## DIRECTIONS FOR THIS TASK
Print out each entry below exactly, please.

## INPUT ROWS
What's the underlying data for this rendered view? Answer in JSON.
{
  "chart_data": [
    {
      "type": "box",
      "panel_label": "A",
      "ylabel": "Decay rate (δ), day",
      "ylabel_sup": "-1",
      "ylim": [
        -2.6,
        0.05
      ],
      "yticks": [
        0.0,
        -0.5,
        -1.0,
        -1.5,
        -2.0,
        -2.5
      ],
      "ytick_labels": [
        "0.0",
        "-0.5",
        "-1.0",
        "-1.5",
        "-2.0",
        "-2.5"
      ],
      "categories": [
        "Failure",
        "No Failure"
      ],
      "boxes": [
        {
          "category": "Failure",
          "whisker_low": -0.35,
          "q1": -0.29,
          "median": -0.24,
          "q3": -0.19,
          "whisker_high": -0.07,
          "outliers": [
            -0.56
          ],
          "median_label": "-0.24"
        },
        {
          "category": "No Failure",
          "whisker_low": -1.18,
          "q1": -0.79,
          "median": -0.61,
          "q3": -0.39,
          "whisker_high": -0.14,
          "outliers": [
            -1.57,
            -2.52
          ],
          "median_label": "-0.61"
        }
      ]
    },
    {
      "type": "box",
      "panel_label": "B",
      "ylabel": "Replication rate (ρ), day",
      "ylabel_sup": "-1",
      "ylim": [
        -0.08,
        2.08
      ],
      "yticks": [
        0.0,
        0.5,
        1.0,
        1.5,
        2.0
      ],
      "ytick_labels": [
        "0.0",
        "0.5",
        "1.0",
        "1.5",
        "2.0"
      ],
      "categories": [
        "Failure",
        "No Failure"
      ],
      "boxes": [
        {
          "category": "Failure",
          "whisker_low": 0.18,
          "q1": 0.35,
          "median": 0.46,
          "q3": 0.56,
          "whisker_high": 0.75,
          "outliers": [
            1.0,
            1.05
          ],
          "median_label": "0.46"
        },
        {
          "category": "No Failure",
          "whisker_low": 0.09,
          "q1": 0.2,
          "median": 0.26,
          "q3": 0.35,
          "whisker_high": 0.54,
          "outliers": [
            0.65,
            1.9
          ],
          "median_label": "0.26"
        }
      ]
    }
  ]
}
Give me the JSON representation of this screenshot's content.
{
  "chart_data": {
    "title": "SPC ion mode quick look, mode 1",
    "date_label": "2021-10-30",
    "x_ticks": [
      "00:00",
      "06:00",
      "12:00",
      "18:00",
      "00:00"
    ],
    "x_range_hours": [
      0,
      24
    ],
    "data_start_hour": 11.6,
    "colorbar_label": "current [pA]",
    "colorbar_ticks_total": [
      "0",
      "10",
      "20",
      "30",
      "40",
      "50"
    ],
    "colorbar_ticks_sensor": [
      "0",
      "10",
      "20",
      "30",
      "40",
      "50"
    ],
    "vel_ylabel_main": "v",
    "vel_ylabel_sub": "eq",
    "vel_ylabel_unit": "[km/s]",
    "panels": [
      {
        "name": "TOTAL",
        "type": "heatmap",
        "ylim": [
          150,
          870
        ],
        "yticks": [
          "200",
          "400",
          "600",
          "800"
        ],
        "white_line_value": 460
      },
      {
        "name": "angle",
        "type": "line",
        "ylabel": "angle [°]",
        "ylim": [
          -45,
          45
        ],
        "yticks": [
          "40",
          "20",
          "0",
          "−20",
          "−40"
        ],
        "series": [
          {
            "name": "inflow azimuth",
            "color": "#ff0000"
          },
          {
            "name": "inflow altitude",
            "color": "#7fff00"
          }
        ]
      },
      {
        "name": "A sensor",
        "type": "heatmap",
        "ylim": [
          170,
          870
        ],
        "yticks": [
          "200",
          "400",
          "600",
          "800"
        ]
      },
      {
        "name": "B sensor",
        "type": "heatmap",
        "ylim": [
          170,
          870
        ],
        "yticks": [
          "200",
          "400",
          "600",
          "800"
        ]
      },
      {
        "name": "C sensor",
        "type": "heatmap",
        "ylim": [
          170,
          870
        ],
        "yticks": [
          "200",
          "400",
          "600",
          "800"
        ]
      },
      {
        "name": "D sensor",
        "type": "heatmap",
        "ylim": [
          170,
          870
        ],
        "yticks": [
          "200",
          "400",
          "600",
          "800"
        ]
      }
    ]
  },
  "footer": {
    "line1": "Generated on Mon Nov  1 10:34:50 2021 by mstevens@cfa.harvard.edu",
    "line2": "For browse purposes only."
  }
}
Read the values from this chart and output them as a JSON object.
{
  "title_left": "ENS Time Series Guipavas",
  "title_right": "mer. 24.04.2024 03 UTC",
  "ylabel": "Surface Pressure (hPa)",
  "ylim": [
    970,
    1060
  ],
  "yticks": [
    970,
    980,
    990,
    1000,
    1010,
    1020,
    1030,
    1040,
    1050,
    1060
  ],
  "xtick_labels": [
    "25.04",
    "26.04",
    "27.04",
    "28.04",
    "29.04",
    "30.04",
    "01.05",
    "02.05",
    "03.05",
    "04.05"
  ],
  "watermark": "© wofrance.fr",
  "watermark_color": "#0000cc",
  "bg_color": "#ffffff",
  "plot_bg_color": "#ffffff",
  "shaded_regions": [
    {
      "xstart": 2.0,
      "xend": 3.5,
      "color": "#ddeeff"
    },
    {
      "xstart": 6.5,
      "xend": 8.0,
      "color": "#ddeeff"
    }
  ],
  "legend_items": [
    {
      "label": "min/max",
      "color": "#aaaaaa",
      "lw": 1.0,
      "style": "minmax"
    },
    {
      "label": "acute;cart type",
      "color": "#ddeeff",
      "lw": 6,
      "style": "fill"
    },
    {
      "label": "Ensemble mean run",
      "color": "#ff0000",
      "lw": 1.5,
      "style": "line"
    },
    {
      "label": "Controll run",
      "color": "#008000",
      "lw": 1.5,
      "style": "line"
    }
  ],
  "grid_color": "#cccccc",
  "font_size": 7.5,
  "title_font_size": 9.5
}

## OUTPUT
What's the underlying data for this rendered view? Answer in JSON.
{
  "chart_data": [
    {
      "type": "box",
      "panel_label": "A",
      "ylabel": "Decay rate (δ), day",
      "ylabel_sup": "-1",
      "ylim": [
        -2.6,
        0.05
      ],
      "yticks": [
        0.0,
        -0.5,
        -1.0,
        -1.5,
        -2.0,
        -2.5
      ],
      "ytick_labels": [
        "0.0",
        "-0.5",
        "-1.0",
        "-1.5",
        "-2.0",
        "-2.5"
      ],
      "categories": [
        "Failure",
        "No Failure"
      ],
      "boxes": [
        {
          "category": "Failure",
          "whisker_low": -0.35,
          "q1": -0.29,
          "median": -0.24,
          "q3": -0.19,
          "whisker_high": -0.07,
          "outliers": [
            -0.56
          ],
          "median_label": "-0.24"
        },
        {
          "category": "No Failure",
          "whisker_low": -1.18,
          "q1": -0.79,
          "median": -0.61,
          "q3": -0.39,
          "whisker_high": -0.14,
          "outliers": [
            -1.57,
            -2.52
          ],
          "median_label": "-0.61"
        }
      ]
    },
    {
      "type": "box",
      "panel_label": "B",
      "ylabel": "Replication rate (ρ), day",
      "ylabel_sup": "-1",
      "ylim": [
        -0.08,
        2.08
      ],
      "yticks": [
        0.0,
        0.5,
        1.0,
        1.5,
        2.0
      ],
      "ytick_labels": [
        "0.0",
        "0.5",
        "1.0",
        "1.5",
        "2.0"
      ],
      "categories": [
        "Failure",
        "No Failure"
      ],
      "boxes": [
        {
          "category": "Failure",
          "whisker_low": 0.18,
          "q1": 0.35,
          "median": 0.46,
          "q3": 0.56,
          "whisker_high": 0.75,
          "outliers": [
            1.0,
            1.05
          ],
          "median_label": "0.46"
        },
        {
          "category": "No Failure",
          "whisker_low": 0.09,
          "q1": 0.2,
          "median": 0.26,
          "q3": 0.35,
          "whisker_high": 0.54,
          "outliers": [
            0.65,
            1.9
          ],
          "median_label": "0.26"
        }
      ]
    }
  ]
}
Give me the JSON representation of this screenshot's content.
{
  "chart_data": {
    "title": "SPC ion mode quick look, mode 1",
    "date_label": "2021-10-30",
    "x_ticks": [
      "00:00",
      "06:00",
      "12:00",
      "18:00",
      "00:00"
    ],
    "x_range_hours": [
      0,
      24
    ],
    "data_start_hour": 11.6,
    "colorbar_label": "current [pA]",
    "colorbar_ticks_total": [
      "0",
      "10",
      "20",
      "30",
      "40",
      "50"
    ],
    "colorbar_ticks_sensor": [
      "0",
      "10",
      "20",
      "30",
      "40",
      "50"
    ],
    "vel_ylabel_main": "v",
    "vel_ylabel_sub": "eq",
    "vel_ylabel_unit": "[km/s]",
    "panels": [
      {
        "name": "TOTAL",
        "type": "heatmap",
        "ylim": [
          150,
          870
        ],
        "yticks": [
          "200",
          "400",
          "600",
          "800"
        ],
        "white_line_value": 460
      },
      {
        "name": "angle",
        "type": "line",
        "ylabel": "angle [°]",
        "ylim": [
          -45,
          45
        ],
        "yticks": [
          "40",
          "20",
          "0",
          "−20",
          "−40"
        ],
        "series": [
          {
            "name": "inflow azimuth",
            "color": "#ff0000"
          },
          {
            "name": "inflow altitude",
            "color": "#7fff00"
          }
        ]
      },
      {
        "name": "A sensor",
        "type": "heatmap",
        "ylim": [
          170,
          870
        ],
        "yticks": [
          "200",
          "400",
          "600",
          "800"
        ]
      },
      {
        "name": "B sensor",
        "type": "heatmap",
        "ylim": [
          170,
          870
        ],
        "yticks": [
          "200",
          "400",
          "600",
          "800"
        ]
      },
      {
        "name": "C sensor",
        "type": "heatmap",
        "ylim": [
          170,
          870
        ],
        "yticks": [
          "200",
          "400",
          "600",
          "800"
        ]
      },
      {
        "name": "D sensor",
        "type": "heatmap",
        "ylim": [
          170,
          870
        ],
        "yticks": [
          "200",
          "400",
          "600",
          "800"
        ]
      }
    ]
  },
  "footer": {
    "line1": "Generated on Mon Nov  1 10:34:50 2021 by mstevens@cfa.harvard.edu",
    "line2": "For browse purposes only."
  }
}
Read the values from this chart and output them as a JSON object.
{
  "title_left": "ENS Time Series Guipavas",
  "title_right": "mer. 24.04.2024 03 UTC",
  "ylabel": "Surface Pressure (hPa)",
  "ylim": [
    970,
    1060
  ],
  "yticks": [
    970,
    980,
    990,
    1000,
    1010,
    1020,
    1030,
    1040,
    1050,
    1060
  ],
  "xtick_labels": [
    "25.04",
    "26.04",
    "27.04",
    "28.04",
    "29.04",
    "30.04",
    "01.05",
    "02.05",
    "03.05",
    "04.05"
  ],
  "watermark": "© wofrance.fr",
  "watermark_color": "#0000cc",
  "bg_color": "#ffffff",
  "plot_bg_color": "#ffffff",
  "shaded_regions": [
    {
      "xstart": 2.0,
      "xend": 3.5,
      "color": "#ddeeff"
    },
    {
      "xstart": 6.5,
      "xend": 8.0,
      "color": "#ddeeff"
    }
  ],
  "legend_items": [
    {
      "label": "min/max",
      "color": "#aaaaaa",
      "lw": 1.0,
      "style": "minmax"
    },
    {
      "label": "acute;cart type",
      "color": "#ddeeff",
      "lw": 6,
      "style": "fill"
    },
    {
      "label": "Ensemble mean run",
      "color": "#ff0000",
      "lw": 1.5,
      "style": "line"
    },
    {
      "label": "Controll run",
      "color": "#008000",
      "lw": 1.5,
      "style": "line"
    }
  ],
  "grid_color": "#cccccc",
  "font_size": 7.5,
  "title_font_size": 9.5
}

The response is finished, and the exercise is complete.